## BEGIN

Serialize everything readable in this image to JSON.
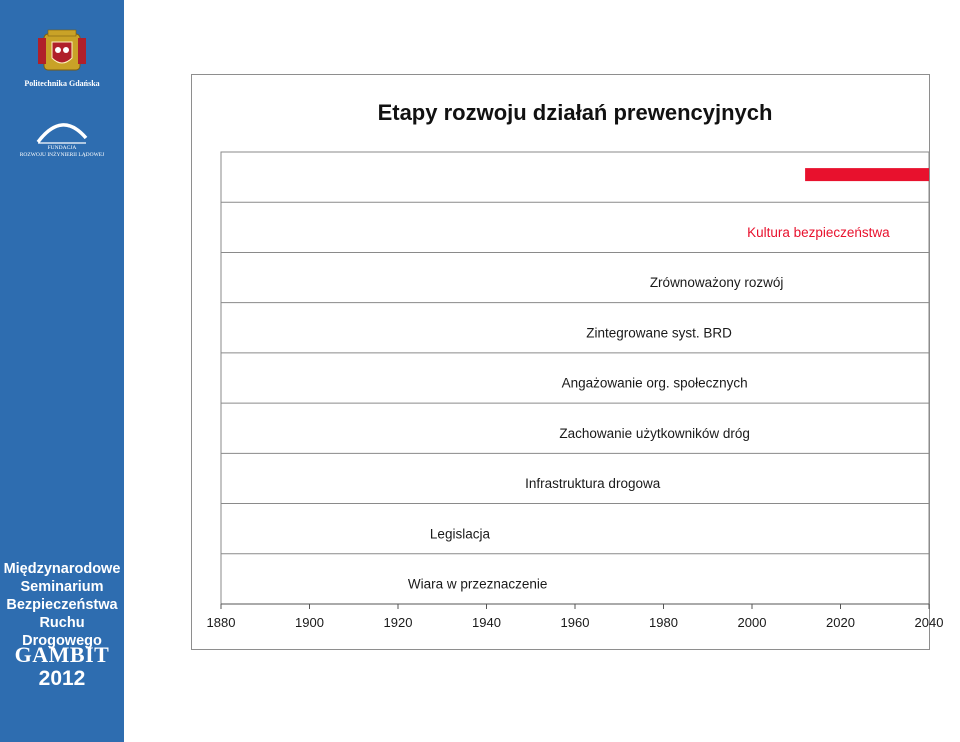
{
  "sidebar": {
    "university": "Politechnika Gdańska",
    "foundation_line1": "FUNDACJA",
    "foundation_line2": "ROZWOJU INŻYNIERII LĄDOWEJ",
    "seminar_lines": [
      "Międzynarodowe",
      "Seminarium",
      "Bezpieczeństwa",
      "Ruchu Drogowego"
    ],
    "event": "GAMBIT",
    "year": "2012",
    "colors": {
      "background": "#2e6db0",
      "text": "#ffffff"
    }
  },
  "chart_data": {
    "type": "bar",
    "title": "Etapy rozwoju działań prewencyjnych",
    "xlabel": "",
    "ylabel": "",
    "xlim": [
      1880,
      2040
    ],
    "xticks": [
      1880,
      1900,
      1920,
      1940,
      1960,
      1980,
      2000,
      2020,
      2040
    ],
    "grid": true,
    "orientation": "horizontal",
    "categories": [
      "Wiara w przeznaczenie",
      "Legislacja",
      "Infrastruktura drogowa",
      "Zachowanie użytkowników dróg",
      "Angażowanie org. społecznych",
      "Zintegrowane syst. BRD",
      "Zrównoważony rozwój",
      "Kultura bezpieczeństwa",
      ""
    ],
    "label_centers": [
      1938,
      1934,
      1964,
      1978,
      1978,
      1979,
      1992,
      2015
    ],
    "bars": [
      {
        "row": 8,
        "start": 2012,
        "end": 2040,
        "color": "#e8112d"
      }
    ],
    "label_colors": {
      "default": "#1a1a1a",
      "highlight": "#e8112d"
    },
    "highlight_index": 7
  }
}
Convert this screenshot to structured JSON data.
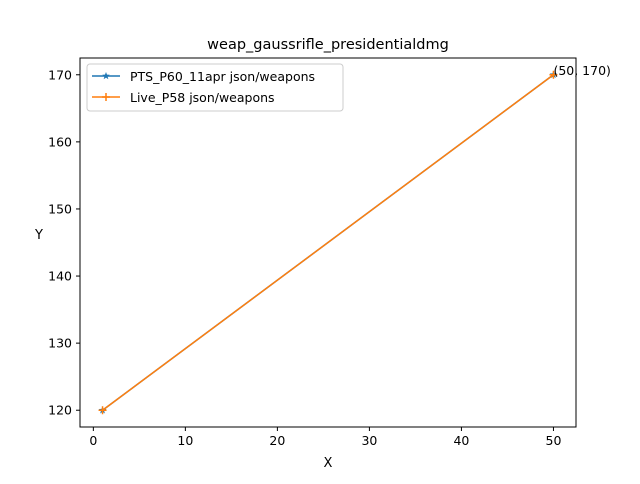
{
  "chart_data": {
    "type": "line",
    "title": "weap_gaussrifle_presidentialdmg",
    "xlabel": "X",
    "ylabel": "Y",
    "xlim": [
      -1.45,
      52.45
    ],
    "ylim": [
      117.5,
      172.5
    ],
    "xticks": [
      0,
      10,
      20,
      30,
      40,
      50
    ],
    "yticks": [
      120,
      130,
      140,
      150,
      160,
      170
    ],
    "grid": false,
    "legend_position": "top-left",
    "series": [
      {
        "name": "PTS_P60_11apr json/weapons",
        "color": "#1f77b4",
        "marker": "star",
        "x": [
          1,
          50
        ],
        "y": [
          120,
          170
        ]
      },
      {
        "name": "Live_P58 json/weapons",
        "color": "#ff7f0e",
        "marker": "plus",
        "x": [
          1,
          50
        ],
        "y": [
          120,
          170
        ]
      }
    ],
    "annotations": [
      {
        "text": "(50, 170)",
        "x": 50,
        "y": 170
      }
    ]
  }
}
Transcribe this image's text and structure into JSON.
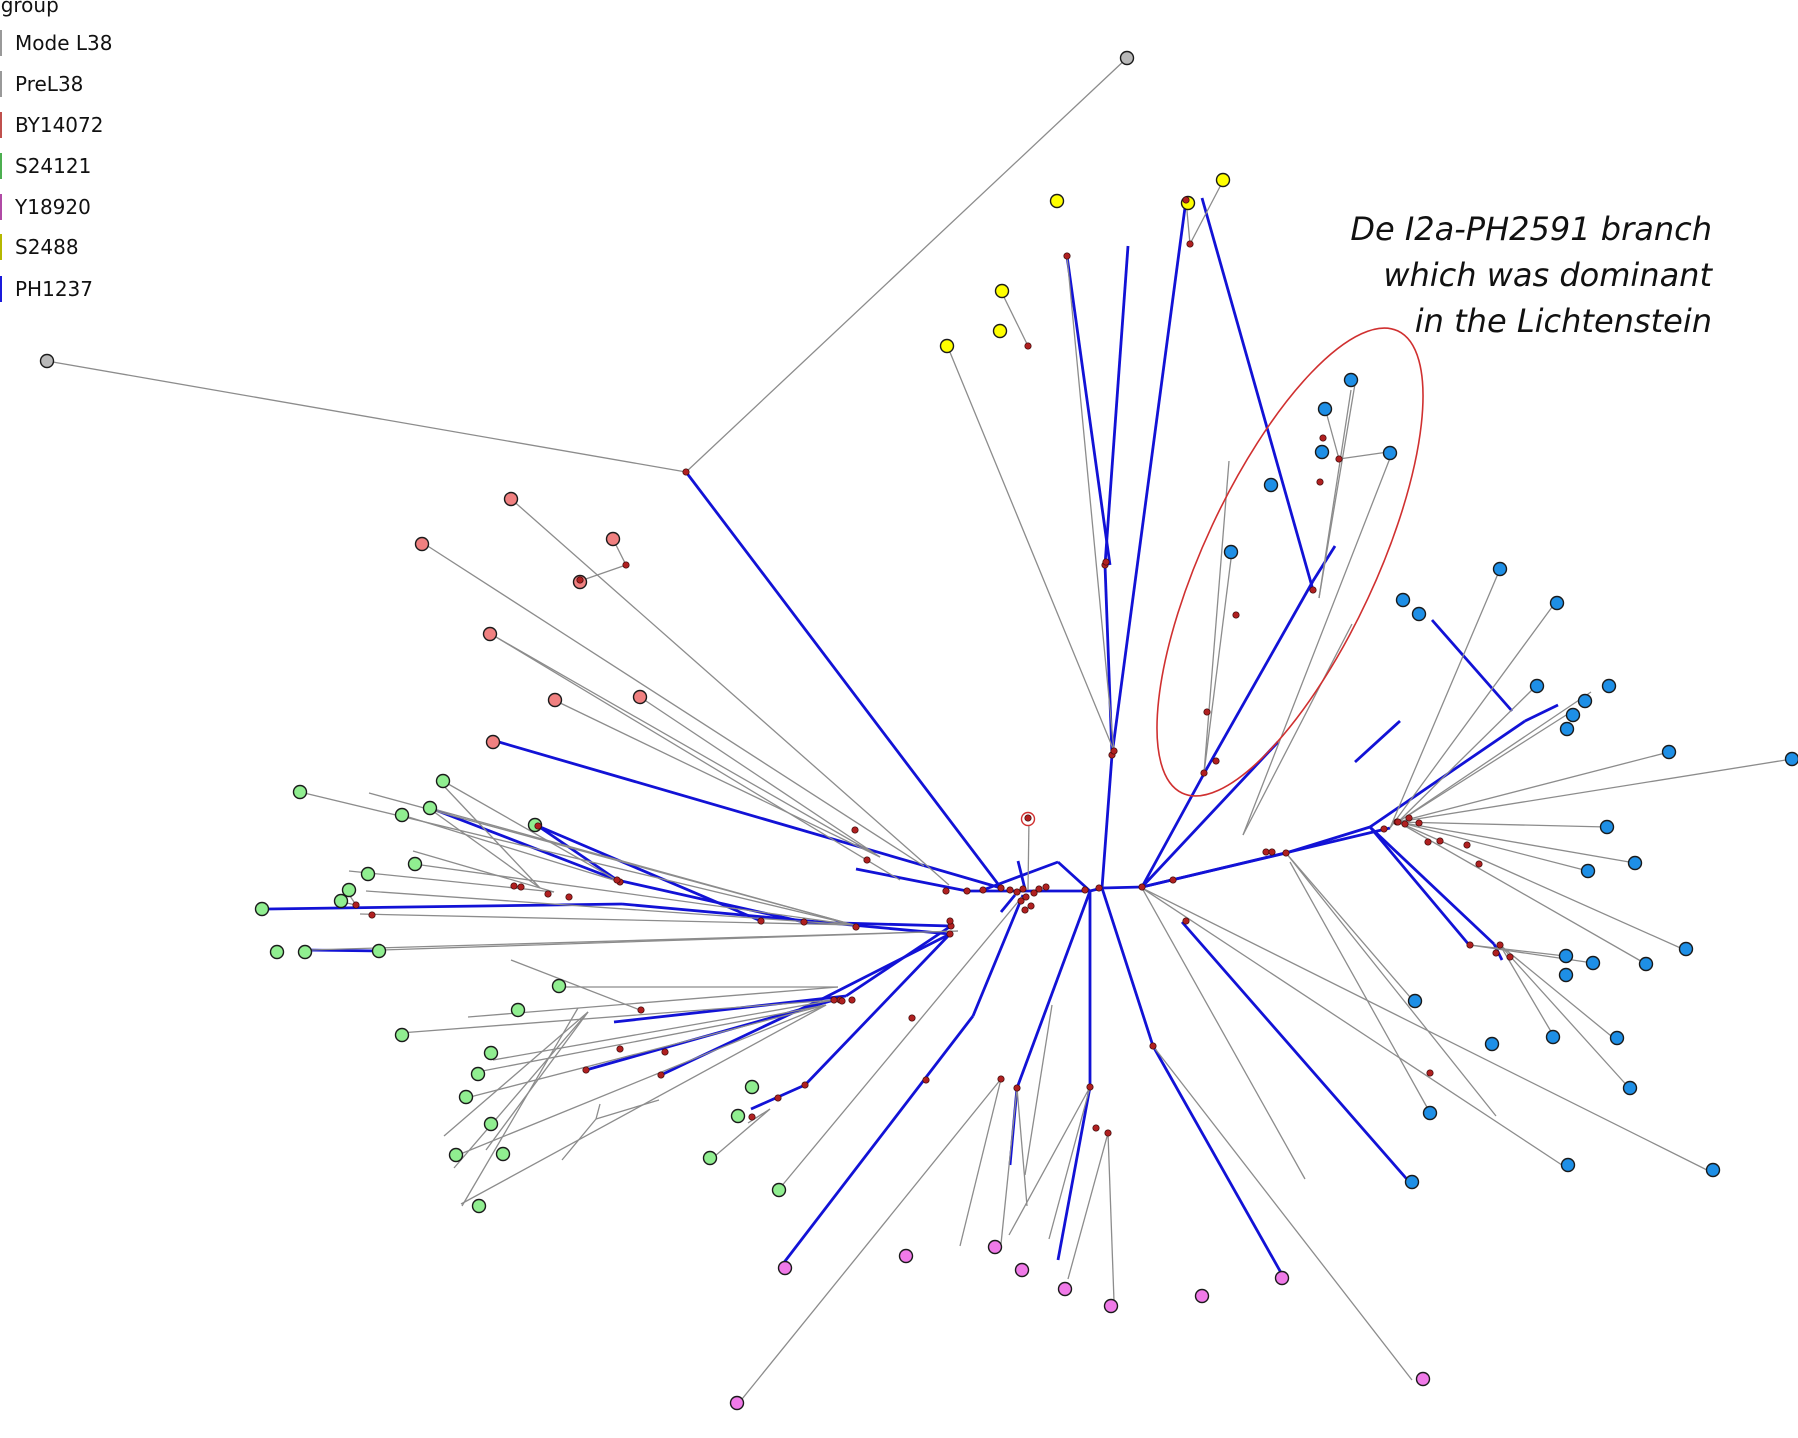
{
  "legend": {
    "title": "bgroup",
    "items": [
      {
        "label": "Mode L38",
        "color": "#999999"
      },
      {
        "label": "PreL38",
        "color": "#999999"
      },
      {
        "label": "BY14072",
        "color": "#c0504d"
      },
      {
        "label": "S24121",
        "color": "#4caf50"
      },
      {
        "label": "Y18920",
        "color": "#b04aa5"
      },
      {
        "label": "S2488",
        "color": "#b5b800"
      },
      {
        "label": "PH1237",
        "color": "#1a1adb"
      }
    ]
  },
  "annotation": {
    "lines": [
      "De I2a-PH2591 branch",
      "which was dominant",
      "in the Lichtenstein"
    ]
  },
  "colors": {
    "thick_edge": "#1212d6",
    "thin_edge": "#8c8c8c",
    "median_vector": "#b02020",
    "highlight_ellipse": "#d03030",
    "groups": {
      "gray": "#b9b9b9",
      "yellow": "#ffff00",
      "salmon": "#f08080",
      "green": "#90ee90",
      "blue": "#1e8fe6",
      "pink": "#f07ae8",
      "empty": "#ffffff"
    }
  }
}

## END

TASK REQUIREMENTS ▸ Take the line containing "Transcribe this image's" as the first line and the last line of the data above as the final one, and output exactly the lines between them, inclusive, with no pictures.

SOLUTION TO THIS PROBLEM ▸
Transcribe this image's text and structure into JSON.
{
  "legend": {
    "title": "bgroup",
    "items": [
      {
        "label": "Mode L38",
        "color": "#999999"
      },
      {
        "label": "PreL38",
        "color": "#999999"
      },
      {
        "label": "BY14072",
        "color": "#c0504d"
      },
      {
        "label": "S24121",
        "color": "#4caf50"
      },
      {
        "label": "Y18920",
        "color": "#b04aa5"
      },
      {
        "label": "S2488",
        "color": "#b5b800"
      },
      {
        "label": "PH1237",
        "color": "#1a1adb"
      }
    ]
  },
  "annotation": {
    "lines": [
      "De I2a-PH2591 branch",
      "which was dominant",
      "in the Lichtenstein"
    ]
  },
  "colors": {
    "thick_edge": "#1212d6",
    "thin_edge": "#8c8c8c",
    "median_vector": "#b02020",
    "highlight_ellipse": "#d03030",
    "groups": {
      "gray": "#b9b9b9",
      "yellow": "#ffff00",
      "salmon": "#f08080",
      "green": "#90ee90",
      "blue": "#1e8fe6",
      "pink": "#f07ae8",
      "empty": "#ffffff"
    }
  }
}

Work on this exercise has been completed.